- _SET TASK_
Each entry below is to be transcribed exactly.

- _ENTRIES PROVIDED_
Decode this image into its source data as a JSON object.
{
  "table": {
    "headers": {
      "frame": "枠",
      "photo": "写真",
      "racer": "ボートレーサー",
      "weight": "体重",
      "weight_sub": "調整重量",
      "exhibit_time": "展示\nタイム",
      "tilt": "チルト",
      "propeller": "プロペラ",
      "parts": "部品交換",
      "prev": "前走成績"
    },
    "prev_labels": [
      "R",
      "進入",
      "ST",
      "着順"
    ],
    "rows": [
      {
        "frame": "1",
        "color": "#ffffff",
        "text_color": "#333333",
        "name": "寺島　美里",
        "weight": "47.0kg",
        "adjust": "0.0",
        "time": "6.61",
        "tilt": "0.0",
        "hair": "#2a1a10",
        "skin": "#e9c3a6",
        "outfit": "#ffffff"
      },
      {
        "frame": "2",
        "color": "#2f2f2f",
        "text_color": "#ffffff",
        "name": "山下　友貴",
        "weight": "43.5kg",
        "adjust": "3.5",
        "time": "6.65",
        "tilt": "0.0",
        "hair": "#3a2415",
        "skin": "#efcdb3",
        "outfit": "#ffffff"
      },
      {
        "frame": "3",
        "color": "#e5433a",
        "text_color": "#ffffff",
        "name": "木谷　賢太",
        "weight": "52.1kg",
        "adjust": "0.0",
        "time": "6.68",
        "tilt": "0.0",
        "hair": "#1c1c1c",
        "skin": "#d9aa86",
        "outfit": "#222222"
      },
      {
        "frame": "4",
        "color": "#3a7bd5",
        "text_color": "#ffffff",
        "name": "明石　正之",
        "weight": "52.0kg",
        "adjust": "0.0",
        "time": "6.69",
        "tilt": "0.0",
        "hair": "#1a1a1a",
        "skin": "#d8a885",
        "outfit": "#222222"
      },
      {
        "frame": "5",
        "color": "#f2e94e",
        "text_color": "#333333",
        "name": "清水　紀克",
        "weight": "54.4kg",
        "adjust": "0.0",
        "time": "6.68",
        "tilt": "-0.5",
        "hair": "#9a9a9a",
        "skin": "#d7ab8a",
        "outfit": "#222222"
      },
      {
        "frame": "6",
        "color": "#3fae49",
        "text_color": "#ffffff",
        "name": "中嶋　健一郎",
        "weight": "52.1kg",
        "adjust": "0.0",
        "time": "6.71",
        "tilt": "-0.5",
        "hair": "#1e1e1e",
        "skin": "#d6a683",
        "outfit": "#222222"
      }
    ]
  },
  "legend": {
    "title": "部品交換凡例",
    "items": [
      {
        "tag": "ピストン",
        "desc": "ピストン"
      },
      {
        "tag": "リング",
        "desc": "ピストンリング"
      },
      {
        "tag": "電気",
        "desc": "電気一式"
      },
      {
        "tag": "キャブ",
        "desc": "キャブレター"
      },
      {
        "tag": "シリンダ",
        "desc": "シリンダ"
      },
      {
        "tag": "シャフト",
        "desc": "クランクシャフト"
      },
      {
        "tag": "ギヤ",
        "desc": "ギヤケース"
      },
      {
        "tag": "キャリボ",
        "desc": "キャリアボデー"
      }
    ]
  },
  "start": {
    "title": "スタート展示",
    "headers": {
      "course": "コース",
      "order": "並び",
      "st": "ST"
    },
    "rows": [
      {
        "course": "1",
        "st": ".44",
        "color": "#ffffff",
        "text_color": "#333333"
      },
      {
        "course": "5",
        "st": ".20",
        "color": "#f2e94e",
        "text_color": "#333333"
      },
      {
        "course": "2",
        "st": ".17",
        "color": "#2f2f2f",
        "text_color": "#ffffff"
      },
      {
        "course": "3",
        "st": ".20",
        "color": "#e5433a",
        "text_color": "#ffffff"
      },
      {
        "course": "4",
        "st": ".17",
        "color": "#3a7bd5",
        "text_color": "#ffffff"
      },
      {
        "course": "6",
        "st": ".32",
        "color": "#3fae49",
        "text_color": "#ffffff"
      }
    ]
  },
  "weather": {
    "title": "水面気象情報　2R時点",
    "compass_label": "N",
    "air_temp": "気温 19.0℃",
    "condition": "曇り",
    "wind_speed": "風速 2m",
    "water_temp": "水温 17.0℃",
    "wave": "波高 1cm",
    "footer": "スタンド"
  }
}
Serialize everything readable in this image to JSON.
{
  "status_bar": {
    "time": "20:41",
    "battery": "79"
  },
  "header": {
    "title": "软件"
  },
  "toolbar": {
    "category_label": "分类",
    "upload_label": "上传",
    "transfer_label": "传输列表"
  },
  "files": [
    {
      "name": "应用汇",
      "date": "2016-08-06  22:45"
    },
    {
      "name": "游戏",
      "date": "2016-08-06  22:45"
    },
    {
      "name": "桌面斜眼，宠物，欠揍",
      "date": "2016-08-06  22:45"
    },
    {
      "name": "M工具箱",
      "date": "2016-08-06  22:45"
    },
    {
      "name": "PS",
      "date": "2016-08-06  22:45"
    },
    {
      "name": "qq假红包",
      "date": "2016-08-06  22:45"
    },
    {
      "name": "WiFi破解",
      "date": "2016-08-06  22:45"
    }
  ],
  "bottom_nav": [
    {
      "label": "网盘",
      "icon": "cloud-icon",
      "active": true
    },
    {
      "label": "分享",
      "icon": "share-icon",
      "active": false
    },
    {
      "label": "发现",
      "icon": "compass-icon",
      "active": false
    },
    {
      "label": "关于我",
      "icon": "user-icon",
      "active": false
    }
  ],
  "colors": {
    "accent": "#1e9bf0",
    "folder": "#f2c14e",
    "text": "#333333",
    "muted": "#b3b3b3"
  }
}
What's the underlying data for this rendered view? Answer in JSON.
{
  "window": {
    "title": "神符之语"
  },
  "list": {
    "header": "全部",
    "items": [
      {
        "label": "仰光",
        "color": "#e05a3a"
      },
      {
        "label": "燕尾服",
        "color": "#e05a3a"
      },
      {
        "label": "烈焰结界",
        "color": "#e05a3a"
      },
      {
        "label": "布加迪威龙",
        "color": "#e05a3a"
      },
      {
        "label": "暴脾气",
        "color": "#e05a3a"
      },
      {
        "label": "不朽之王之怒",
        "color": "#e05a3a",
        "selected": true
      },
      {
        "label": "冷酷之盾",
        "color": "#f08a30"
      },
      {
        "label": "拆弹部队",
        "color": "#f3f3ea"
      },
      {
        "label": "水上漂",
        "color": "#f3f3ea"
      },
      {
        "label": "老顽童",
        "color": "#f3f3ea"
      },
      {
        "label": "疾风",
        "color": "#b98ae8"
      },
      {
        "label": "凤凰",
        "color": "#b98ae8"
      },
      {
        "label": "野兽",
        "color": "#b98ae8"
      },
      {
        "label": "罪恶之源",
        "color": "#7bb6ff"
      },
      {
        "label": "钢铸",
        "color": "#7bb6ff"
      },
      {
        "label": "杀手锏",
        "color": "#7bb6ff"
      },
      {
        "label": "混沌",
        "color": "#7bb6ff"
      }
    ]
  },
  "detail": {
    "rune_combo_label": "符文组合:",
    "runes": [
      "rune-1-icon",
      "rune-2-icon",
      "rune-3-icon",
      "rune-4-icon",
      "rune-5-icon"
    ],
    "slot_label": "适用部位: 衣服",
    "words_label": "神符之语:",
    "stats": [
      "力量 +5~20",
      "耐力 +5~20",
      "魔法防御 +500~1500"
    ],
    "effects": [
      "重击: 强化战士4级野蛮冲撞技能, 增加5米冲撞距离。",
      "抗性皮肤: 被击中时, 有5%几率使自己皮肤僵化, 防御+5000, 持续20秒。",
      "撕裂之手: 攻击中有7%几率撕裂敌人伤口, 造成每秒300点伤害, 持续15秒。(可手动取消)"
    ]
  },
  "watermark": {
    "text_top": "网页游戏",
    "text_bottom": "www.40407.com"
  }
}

- _RESULT OF THE EXERCISE_
Decode this image into its source data as a JSON object.
{
  "table": {
    "headers": {
      "frame": "枠",
      "photo": "写真",
      "racer": "ボートレーサー",
      "weight": "体重",
      "weight_sub": "調整重量",
      "exhibit_time": "展示\nタイム",
      "tilt": "チルト",
      "propeller": "プロペラ",
      "parts": "部品交換",
      "prev": "前走成績"
    },
    "prev_labels": [
      "R",
      "進入",
      "ST",
      "着順"
    ],
    "rows": [
      {
        "frame": "1",
        "color": "#ffffff",
        "text_color": "#333333",
        "name": "寺島　美里",
        "weight": "47.0kg",
        "adjust": "0.0",
        "time": "6.61",
        "tilt": "0.0",
        "hair": "#2a1a10",
        "skin": "#e9c3a6",
        "outfit": "#ffffff"
      },
      {
        "frame": "2",
        "color": "#2f2f2f",
        "text_color": "#ffffff",
        "name": "山下　友貴",
        "weight": "43.5kg",
        "adjust": "3.5",
        "time": "6.65",
        "tilt": "0.0",
        "hair": "#3a2415",
        "skin": "#efcdb3",
        "outfit": "#ffffff"
      },
      {
        "frame": "3",
        "color": "#e5433a",
        "text_color": "#ffffff",
        "name": "木谷　賢太",
        "weight": "52.1kg",
        "adjust": "0.0",
        "time": "6.68",
        "tilt": "0.0",
        "hair": "#1c1c1c",
        "skin": "#d9aa86",
        "outfit": "#222222"
      },
      {
        "frame": "4",
        "color": "#3a7bd5",
        "text_color": "#ffffff",
        "name": "明石　正之",
        "weight": "52.0kg",
        "adjust": "0.0",
        "time": "6.69",
        "tilt": "0.0",
        "hair": "#1a1a1a",
        "skin": "#d8a885",
        "outfit": "#222222"
      },
      {
        "frame": "5",
        "color": "#f2e94e",
        "text_color": "#333333",
        "name": "清水　紀克",
        "weight": "54.4kg",
        "adjust": "0.0",
        "time": "6.68",
        "tilt": "-0.5",
        "hair": "#9a9a9a",
        "skin": "#d7ab8a",
        "outfit": "#222222"
      },
      {
        "frame": "6",
        "color": "#3fae49",
        "text_color": "#ffffff",
        "name": "中嶋　健一郎",
        "weight": "52.1kg",
        "adjust": "0.0",
        "time": "6.71",
        "tilt": "-0.5",
        "hair": "#1e1e1e",
        "skin": "#d6a683",
        "outfit": "#222222"
      }
    ]
  },
  "legend": {
    "title": "部品交換凡例",
    "items": [
      {
        "tag": "ピストン",
        "desc": "ピストン"
      },
      {
        "tag": "リング",
        "desc": "ピストンリング"
      },
      {
        "tag": "電気",
        "desc": "電気一式"
      },
      {
        "tag": "キャブ",
        "desc": "キャブレター"
      },
      {
        "tag": "シリンダ",
        "desc": "シリンダ"
      },
      {
        "tag": "シャフト",
        "desc": "クランクシャフト"
      },
      {
        "tag": "ギヤ",
        "desc": "ギヤケース"
      },
      {
        "tag": "キャリボ",
        "desc": "キャリアボデー"
      }
    ]
  },
  "start": {
    "title": "スタート展示",
    "headers": {
      "course": "コース",
      "order": "並び",
      "st": "ST"
    },
    "rows": [
      {
        "course": "1",
        "st": ".44",
        "color": "#ffffff",
        "text_color": "#333333"
      },
      {
        "course": "5",
        "st": ".20",
        "color": "#f2e94e",
        "text_color": "#333333"
      },
      {
        "course": "2",
        "st": ".17",
        "color": "#2f2f2f",
        "text_color": "#ffffff"
      },
      {
        "course": "3",
        "st": ".20",
        "color": "#e5433a",
        "text_color": "#ffffff"
      },
      {
        "course": "4",
        "st": ".17",
        "color": "#3a7bd5",
        "text_color": "#ffffff"
      },
      {
        "course": "6",
        "st": ".32",
        "color": "#3fae49",
        "text_color": "#ffffff"
      }
    ]
  },
  "weather": {
    "title": "水面気象情報　2R時点",
    "compass_label": "N",
    "air_temp": "気温 19.0℃",
    "condition": "曇り",
    "wind_speed": "風速 2m",
    "water_temp": "水温 17.0℃",
    "wave": "波高 1cm",
    "footer": "スタンド"
  }
}
Serialize everything readable in this image to JSON.
{
  "status_bar": {
    "time": "20:41",
    "battery": "79"
  },
  "header": {
    "title": "软件"
  },
  "toolbar": {
    "category_label": "分类",
    "upload_label": "上传",
    "transfer_label": "传输列表"
  },
  "files": [
    {
      "name": "应用汇",
      "date": "2016-08-06  22:45"
    },
    {
      "name": "游戏",
      "date": "2016-08-06  22:45"
    },
    {
      "name": "桌面斜眼，宠物，欠揍",
      "date": "2016-08-06  22:45"
    },
    {
      "name": "M工具箱",
      "date": "2016-08-06  22:45"
    },
    {
      "name": "PS",
      "date": "2016-08-06  22:45"
    },
    {
      "name": "qq假红包",
      "date": "2016-08-06  22:45"
    },
    {
      "name": "WiFi破解",
      "date": "2016-08-06  22:45"
    }
  ],
  "bottom_nav": [
    {
      "label": "网盘",
      "icon": "cloud-icon",
      "active": true
    },
    {
      "label": "分享",
      "icon": "share-icon",
      "active": false
    },
    {
      "label": "发现",
      "icon": "compass-icon",
      "active": false
    },
    {
      "label": "关于我",
      "icon": "user-icon",
      "active": false
    }
  ],
  "colors": {
    "accent": "#1e9bf0",
    "folder": "#f2c14e",
    "text": "#333333",
    "muted": "#b3b3b3"
  }
}
What's the underlying data for this rendered view? Answer in JSON.
{
  "window": {
    "title": "神符之语"
  },
  "list": {
    "header": "全部",
    "items": [
      {
        "label": "仰光",
        "color": "#e05a3a"
      },
      {
        "label": "燕尾服",
        "color": "#e05a3a"
      },
      {
        "label": "烈焰结界",
        "color": "#e05a3a"
      },
      {
        "label": "布加迪威龙",
        "color": "#e05a3a"
      },
      {
        "label": "暴脾气",
        "color": "#e05a3a"
      },
      {
        "label": "不朽之王之怒",
        "color": "#e05a3a",
        "selected": true
      },
      {
        "label": "冷酷之盾",
        "color": "#f08a30"
      },
      {
        "label": "拆弹部队",
        "color": "#f3f3ea"
      },
      {
        "label": "水上漂",
        "color": "#f3f3ea"
      },
      {
        "label": "老顽童",
        "color": "#f3f3ea"
      },
      {
        "label": "疾风",
        "color": "#b98ae8"
      },
      {
        "label": "凤凰",
        "color": "#b98ae8"
      },
      {
        "label": "野兽",
        "color": "#b98ae8"
      },
      {
        "label": "罪恶之源",
        "color": "#7bb6ff"
      },
      {
        "label": "钢铸",
        "color": "#7bb6ff"
      },
      {
        "label": "杀手锏",
        "color": "#7bb6ff"
      },
      {
        "label": "混沌",
        "color": "#7bb6ff"
      }
    ]
  },
  "detail": {
    "rune_combo_label": "符文组合:",
    "runes": [
      "rune-1-icon",
      "rune-2-icon",
      "rune-3-icon",
      "rune-4-icon",
      "rune-5-icon"
    ],
    "slot_label": "适用部位: 衣服",
    "words_label": "神符之语:",
    "stats": [
      "力量 +5~20",
      "耐力 +5~20",
      "魔法防御 +500~1500"
    ],
    "effects": [
      "重击: 强化战士4级野蛮冲撞技能, 增加5米冲撞距离。",
      "抗性皮肤: 被击中时, 有5%几率使自己皮肤僵化, 防御+5000, 持续20秒。",
      "撕裂之手: 攻击中有7%几率撕裂敌人伤口, 造成每秒300点伤害, 持续15秒。(可手动取消)"
    ]
  },
  "watermark": {
    "text_top": "网页游戏",
    "text_bottom": "www.40407.com"
  }
}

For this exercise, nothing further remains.